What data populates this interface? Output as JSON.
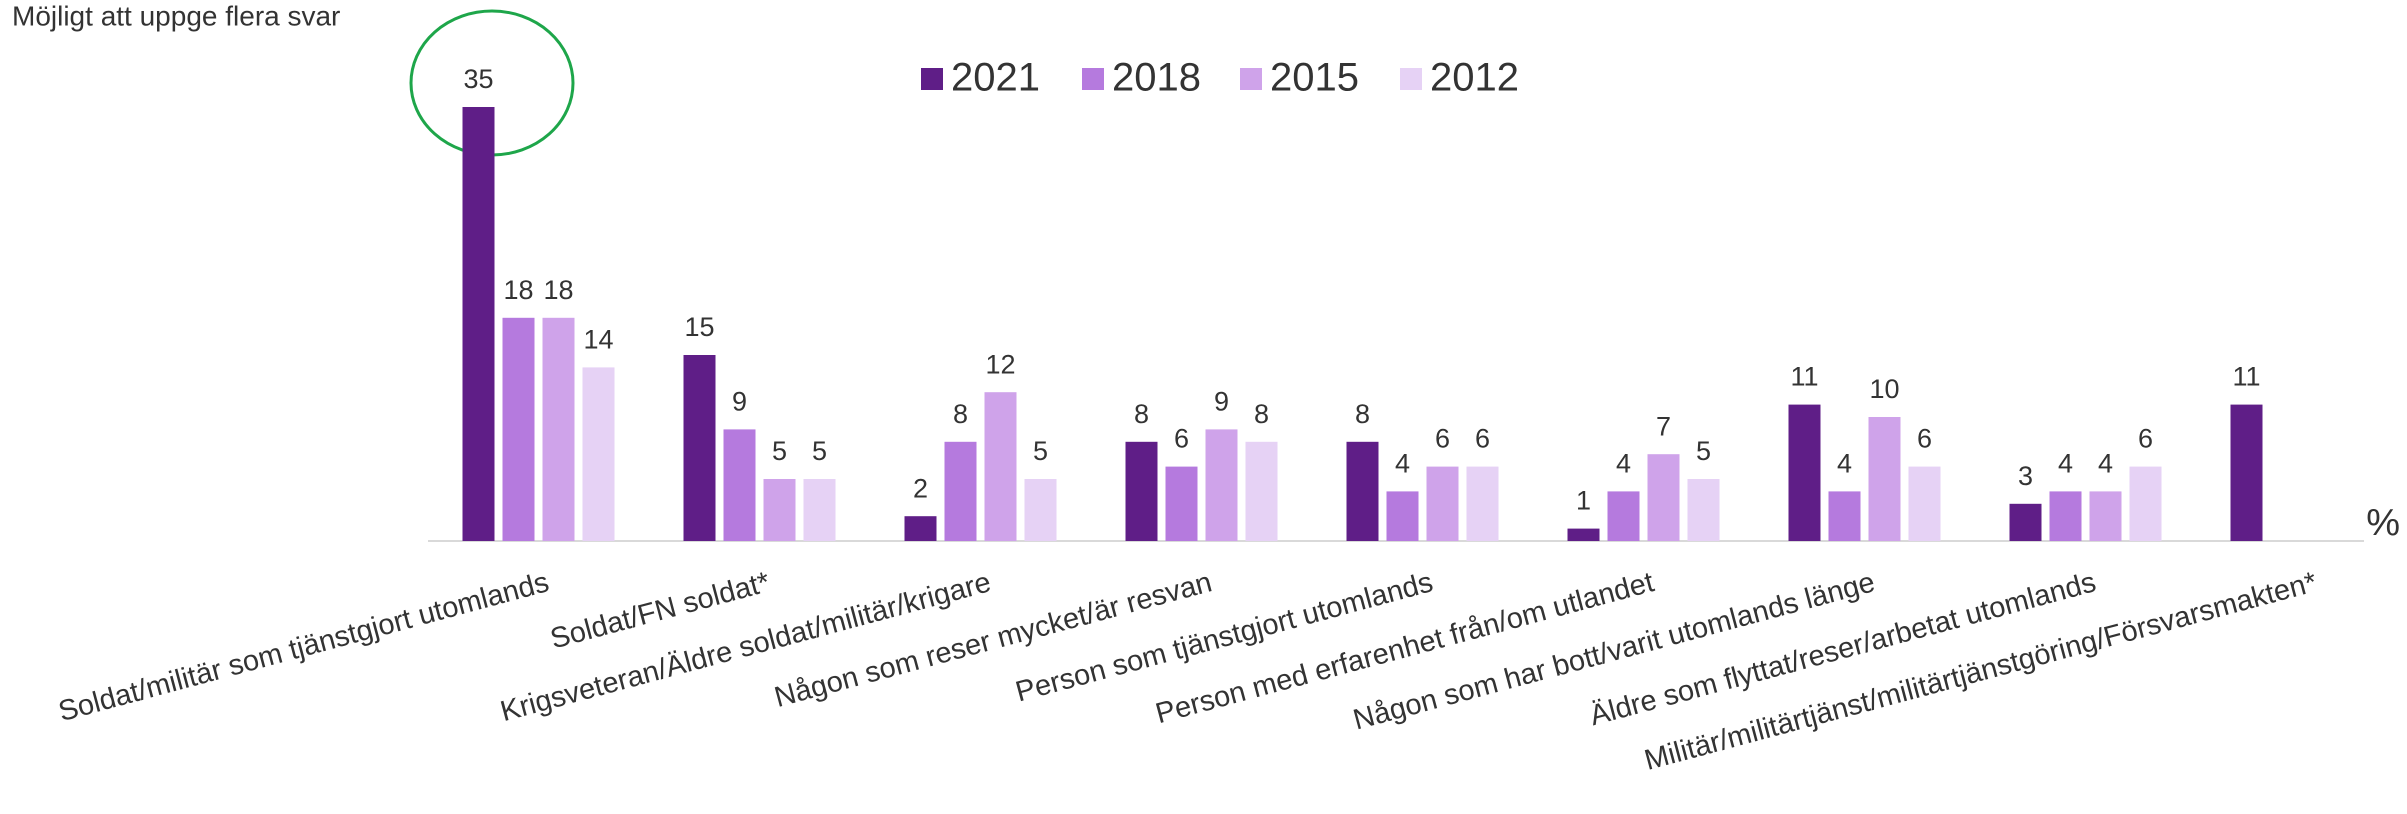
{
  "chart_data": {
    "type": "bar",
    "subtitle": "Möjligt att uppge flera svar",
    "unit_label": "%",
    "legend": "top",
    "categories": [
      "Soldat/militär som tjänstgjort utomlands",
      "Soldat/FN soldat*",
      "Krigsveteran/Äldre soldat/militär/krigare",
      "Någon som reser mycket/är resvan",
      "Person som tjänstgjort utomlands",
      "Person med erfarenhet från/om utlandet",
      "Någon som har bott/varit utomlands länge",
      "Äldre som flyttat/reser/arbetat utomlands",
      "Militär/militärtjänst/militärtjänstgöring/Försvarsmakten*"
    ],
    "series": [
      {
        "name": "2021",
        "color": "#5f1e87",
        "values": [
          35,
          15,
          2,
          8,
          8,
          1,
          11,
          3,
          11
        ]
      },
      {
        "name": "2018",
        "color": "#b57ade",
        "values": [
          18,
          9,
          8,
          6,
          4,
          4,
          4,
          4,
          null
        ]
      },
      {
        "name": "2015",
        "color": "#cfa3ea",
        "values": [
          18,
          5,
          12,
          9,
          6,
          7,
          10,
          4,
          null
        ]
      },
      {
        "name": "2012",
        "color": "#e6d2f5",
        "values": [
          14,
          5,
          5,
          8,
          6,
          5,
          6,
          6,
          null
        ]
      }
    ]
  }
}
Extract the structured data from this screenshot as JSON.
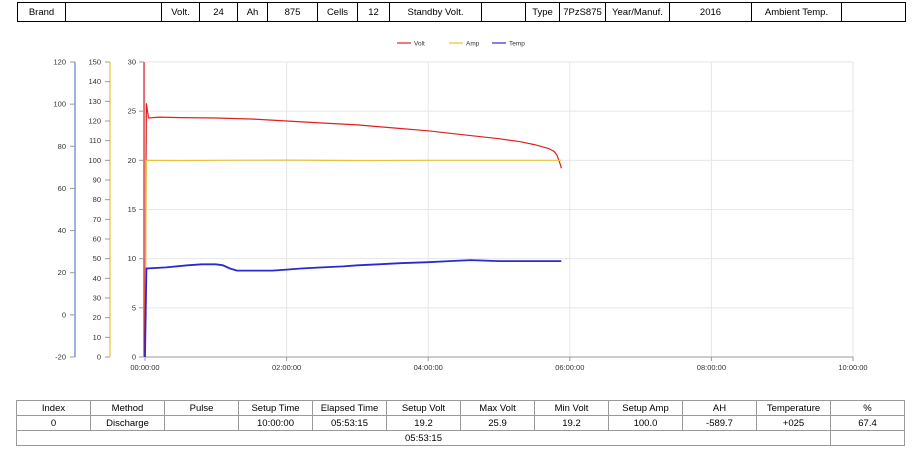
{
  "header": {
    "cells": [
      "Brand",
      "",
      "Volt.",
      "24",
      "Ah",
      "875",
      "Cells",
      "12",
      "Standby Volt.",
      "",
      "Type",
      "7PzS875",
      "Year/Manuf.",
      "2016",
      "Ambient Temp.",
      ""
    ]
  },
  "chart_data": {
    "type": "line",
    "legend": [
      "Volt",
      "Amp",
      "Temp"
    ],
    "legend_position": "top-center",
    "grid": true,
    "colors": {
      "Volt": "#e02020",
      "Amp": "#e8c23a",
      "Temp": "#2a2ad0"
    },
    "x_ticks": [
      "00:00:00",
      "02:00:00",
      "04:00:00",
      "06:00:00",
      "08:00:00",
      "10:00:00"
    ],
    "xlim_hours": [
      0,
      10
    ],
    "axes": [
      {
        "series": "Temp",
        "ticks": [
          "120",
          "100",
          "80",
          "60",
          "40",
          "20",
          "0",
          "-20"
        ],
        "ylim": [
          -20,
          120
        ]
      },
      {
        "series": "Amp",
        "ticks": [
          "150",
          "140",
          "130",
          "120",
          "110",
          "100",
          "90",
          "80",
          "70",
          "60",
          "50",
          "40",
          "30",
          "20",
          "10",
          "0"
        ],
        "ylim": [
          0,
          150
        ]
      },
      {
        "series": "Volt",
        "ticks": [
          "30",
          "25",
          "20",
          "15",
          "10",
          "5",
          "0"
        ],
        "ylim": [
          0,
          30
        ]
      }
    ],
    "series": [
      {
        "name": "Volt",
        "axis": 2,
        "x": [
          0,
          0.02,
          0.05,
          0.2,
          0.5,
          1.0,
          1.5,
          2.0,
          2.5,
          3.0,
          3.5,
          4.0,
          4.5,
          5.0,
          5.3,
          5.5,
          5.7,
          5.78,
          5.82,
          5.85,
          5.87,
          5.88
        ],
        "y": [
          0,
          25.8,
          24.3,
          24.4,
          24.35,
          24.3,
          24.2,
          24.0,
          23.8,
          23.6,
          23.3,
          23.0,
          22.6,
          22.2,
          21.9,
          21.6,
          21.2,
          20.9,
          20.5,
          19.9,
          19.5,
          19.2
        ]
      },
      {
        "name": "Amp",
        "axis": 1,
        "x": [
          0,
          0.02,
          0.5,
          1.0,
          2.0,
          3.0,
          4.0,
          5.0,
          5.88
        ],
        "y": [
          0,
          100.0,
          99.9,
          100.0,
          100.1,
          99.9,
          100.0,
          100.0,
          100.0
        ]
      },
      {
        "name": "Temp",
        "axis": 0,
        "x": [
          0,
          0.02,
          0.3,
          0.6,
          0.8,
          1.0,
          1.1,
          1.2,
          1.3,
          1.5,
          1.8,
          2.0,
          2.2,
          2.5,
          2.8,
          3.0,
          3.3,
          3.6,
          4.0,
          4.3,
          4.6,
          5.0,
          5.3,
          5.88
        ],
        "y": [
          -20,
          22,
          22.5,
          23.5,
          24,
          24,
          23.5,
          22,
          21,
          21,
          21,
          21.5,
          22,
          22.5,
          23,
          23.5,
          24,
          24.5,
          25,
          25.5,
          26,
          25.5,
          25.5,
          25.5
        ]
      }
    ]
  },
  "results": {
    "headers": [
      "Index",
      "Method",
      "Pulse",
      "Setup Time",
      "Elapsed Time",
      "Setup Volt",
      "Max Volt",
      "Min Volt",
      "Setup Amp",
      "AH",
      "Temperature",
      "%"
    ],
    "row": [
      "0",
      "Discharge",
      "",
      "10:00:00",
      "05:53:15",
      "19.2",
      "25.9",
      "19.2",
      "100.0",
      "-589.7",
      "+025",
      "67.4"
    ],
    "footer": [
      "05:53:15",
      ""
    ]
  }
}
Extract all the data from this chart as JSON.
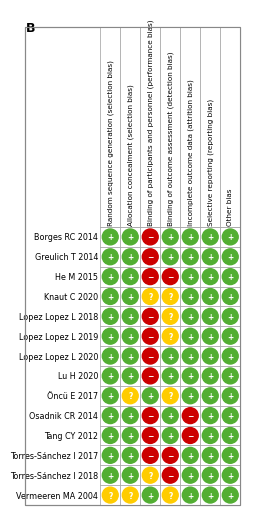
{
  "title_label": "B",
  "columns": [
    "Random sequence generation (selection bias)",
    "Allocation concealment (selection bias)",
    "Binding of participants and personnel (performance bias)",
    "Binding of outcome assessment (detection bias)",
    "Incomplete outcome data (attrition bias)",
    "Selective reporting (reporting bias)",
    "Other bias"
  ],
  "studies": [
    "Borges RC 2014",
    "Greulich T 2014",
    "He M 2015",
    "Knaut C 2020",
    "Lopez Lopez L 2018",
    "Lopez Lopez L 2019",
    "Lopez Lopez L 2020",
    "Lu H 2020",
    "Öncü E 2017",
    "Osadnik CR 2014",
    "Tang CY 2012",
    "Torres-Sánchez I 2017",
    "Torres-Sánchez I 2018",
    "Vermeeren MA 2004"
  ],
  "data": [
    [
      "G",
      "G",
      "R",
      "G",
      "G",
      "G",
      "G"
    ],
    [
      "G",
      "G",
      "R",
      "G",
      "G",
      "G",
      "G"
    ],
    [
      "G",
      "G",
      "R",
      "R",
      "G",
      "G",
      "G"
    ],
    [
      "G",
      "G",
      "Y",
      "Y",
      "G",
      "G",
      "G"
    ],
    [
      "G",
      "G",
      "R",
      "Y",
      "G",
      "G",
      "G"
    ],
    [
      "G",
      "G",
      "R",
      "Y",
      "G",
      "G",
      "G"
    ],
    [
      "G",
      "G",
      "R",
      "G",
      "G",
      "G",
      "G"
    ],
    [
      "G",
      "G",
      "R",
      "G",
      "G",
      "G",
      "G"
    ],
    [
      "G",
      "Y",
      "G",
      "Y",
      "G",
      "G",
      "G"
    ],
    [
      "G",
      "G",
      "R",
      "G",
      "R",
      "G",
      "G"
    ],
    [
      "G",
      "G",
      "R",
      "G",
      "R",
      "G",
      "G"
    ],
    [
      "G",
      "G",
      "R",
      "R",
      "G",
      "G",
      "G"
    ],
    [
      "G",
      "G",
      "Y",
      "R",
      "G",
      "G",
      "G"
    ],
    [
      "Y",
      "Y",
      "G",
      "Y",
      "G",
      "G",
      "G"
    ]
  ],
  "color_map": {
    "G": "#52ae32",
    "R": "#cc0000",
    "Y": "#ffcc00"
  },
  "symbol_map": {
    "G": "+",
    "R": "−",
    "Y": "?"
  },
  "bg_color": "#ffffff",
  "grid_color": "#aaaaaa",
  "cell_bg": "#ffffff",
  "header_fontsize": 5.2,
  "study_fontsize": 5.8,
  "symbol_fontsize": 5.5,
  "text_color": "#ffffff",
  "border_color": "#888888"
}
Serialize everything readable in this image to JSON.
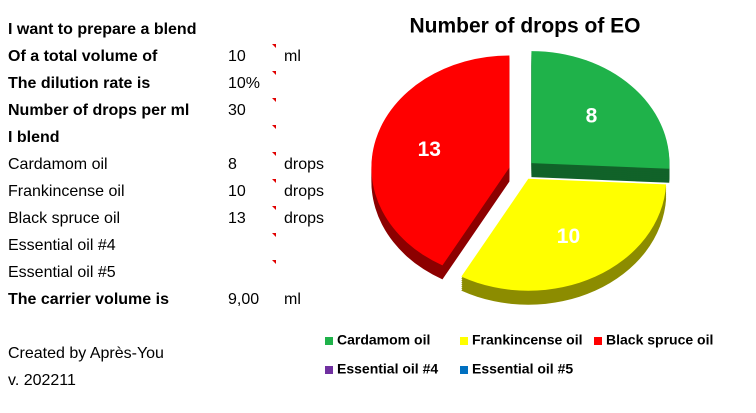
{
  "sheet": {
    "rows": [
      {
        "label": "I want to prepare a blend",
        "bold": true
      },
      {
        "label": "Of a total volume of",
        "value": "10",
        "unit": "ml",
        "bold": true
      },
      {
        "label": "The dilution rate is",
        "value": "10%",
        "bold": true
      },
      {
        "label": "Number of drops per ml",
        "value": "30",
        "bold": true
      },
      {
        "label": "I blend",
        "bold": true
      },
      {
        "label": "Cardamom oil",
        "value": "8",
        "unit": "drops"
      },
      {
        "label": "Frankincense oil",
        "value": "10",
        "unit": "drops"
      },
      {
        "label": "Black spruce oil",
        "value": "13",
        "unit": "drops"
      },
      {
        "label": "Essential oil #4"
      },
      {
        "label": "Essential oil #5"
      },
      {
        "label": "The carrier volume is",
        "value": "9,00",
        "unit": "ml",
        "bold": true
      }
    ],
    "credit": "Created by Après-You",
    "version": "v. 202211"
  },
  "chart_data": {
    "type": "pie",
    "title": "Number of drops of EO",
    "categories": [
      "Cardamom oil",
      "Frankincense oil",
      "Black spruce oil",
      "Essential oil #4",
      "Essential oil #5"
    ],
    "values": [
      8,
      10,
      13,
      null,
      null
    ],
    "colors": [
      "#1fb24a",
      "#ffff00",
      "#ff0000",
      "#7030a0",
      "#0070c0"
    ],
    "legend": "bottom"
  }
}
################
| TASK TO CARRY OUT |
From the entries above, select each line containing the string "Frankincense".

| SOLUTION FOR THIS PROBLEM |
        "label": "Frankincense oil",
      "Frankincense oil",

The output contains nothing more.